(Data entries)
════════
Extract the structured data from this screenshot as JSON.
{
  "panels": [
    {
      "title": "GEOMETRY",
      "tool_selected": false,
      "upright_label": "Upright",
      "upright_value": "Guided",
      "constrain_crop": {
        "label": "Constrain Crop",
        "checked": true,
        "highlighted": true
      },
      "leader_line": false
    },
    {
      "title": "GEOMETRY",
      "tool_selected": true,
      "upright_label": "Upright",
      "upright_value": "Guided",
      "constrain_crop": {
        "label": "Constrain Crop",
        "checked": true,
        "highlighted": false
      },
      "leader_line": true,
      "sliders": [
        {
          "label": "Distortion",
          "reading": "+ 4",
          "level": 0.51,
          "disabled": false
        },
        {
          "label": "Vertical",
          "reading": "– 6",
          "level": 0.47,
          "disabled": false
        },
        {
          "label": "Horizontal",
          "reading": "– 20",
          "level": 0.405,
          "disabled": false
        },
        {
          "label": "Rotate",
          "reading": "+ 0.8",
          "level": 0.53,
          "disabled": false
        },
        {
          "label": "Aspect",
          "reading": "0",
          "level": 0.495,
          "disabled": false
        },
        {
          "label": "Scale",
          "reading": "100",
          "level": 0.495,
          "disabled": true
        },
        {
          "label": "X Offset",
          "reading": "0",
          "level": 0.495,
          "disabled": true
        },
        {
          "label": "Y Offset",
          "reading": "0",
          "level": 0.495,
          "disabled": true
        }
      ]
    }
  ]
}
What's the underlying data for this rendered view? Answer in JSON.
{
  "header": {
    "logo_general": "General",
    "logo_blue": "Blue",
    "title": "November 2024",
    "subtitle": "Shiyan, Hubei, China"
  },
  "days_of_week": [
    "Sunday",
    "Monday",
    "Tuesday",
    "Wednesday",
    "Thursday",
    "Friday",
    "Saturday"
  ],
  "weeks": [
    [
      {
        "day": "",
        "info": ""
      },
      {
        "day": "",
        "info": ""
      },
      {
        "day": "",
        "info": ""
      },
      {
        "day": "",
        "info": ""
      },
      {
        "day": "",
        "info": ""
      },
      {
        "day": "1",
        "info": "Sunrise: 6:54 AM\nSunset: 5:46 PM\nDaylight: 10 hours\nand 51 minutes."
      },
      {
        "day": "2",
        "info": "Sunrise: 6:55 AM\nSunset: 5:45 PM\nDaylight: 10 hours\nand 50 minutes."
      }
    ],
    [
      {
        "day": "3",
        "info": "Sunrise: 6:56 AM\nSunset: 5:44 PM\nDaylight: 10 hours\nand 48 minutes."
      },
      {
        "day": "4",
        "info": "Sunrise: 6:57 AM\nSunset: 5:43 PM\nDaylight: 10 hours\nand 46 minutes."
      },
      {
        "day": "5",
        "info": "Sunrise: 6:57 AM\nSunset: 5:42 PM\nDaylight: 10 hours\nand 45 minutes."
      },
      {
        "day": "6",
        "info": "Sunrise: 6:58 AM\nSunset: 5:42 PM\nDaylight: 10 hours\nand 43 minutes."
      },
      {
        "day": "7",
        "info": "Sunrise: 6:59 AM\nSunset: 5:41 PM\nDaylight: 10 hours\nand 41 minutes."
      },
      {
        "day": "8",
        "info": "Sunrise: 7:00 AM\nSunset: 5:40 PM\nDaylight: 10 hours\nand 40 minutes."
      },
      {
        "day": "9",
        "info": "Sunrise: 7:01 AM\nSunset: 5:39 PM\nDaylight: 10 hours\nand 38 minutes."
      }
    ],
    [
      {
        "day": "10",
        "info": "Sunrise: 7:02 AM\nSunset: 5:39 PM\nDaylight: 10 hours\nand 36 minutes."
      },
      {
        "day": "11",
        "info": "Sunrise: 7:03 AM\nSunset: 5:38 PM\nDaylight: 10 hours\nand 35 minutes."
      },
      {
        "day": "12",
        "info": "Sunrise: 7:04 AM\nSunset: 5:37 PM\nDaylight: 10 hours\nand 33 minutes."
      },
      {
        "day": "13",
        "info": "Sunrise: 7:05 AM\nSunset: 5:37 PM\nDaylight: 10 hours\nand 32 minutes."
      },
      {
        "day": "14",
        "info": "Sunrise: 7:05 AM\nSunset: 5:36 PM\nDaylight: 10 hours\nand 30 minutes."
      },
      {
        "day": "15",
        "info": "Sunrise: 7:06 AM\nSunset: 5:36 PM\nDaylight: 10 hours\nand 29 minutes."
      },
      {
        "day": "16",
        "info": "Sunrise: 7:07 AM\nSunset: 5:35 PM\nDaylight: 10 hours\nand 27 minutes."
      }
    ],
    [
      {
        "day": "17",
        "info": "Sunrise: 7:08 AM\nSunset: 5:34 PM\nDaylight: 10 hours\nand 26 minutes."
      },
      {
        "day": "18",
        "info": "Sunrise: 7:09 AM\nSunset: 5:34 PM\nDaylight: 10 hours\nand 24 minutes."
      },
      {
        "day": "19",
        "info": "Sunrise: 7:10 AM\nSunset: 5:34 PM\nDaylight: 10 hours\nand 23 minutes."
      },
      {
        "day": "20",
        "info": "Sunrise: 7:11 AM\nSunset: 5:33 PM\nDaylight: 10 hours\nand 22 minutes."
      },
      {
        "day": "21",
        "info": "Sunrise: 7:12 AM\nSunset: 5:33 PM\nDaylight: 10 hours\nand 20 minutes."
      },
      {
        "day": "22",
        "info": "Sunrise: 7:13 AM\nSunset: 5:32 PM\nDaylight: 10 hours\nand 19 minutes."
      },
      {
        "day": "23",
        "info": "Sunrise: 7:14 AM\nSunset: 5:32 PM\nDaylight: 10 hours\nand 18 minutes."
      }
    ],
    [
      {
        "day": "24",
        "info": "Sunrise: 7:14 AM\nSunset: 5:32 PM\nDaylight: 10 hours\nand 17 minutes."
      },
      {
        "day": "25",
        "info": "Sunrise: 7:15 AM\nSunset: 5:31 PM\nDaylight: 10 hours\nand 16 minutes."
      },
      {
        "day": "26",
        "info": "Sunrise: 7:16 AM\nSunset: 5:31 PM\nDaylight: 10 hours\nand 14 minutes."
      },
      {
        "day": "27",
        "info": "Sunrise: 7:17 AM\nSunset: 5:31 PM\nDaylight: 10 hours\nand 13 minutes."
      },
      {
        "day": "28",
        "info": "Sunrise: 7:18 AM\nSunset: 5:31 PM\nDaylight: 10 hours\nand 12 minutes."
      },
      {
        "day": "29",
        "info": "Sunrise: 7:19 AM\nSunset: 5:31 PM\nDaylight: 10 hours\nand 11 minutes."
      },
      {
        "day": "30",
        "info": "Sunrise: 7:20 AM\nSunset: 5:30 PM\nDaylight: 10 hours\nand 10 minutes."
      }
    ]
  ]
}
════════
Read through the entries and copy each line in which "highlighted" appears.

TASK RESPONSE:
        "highlighted": true
        "highlighted": false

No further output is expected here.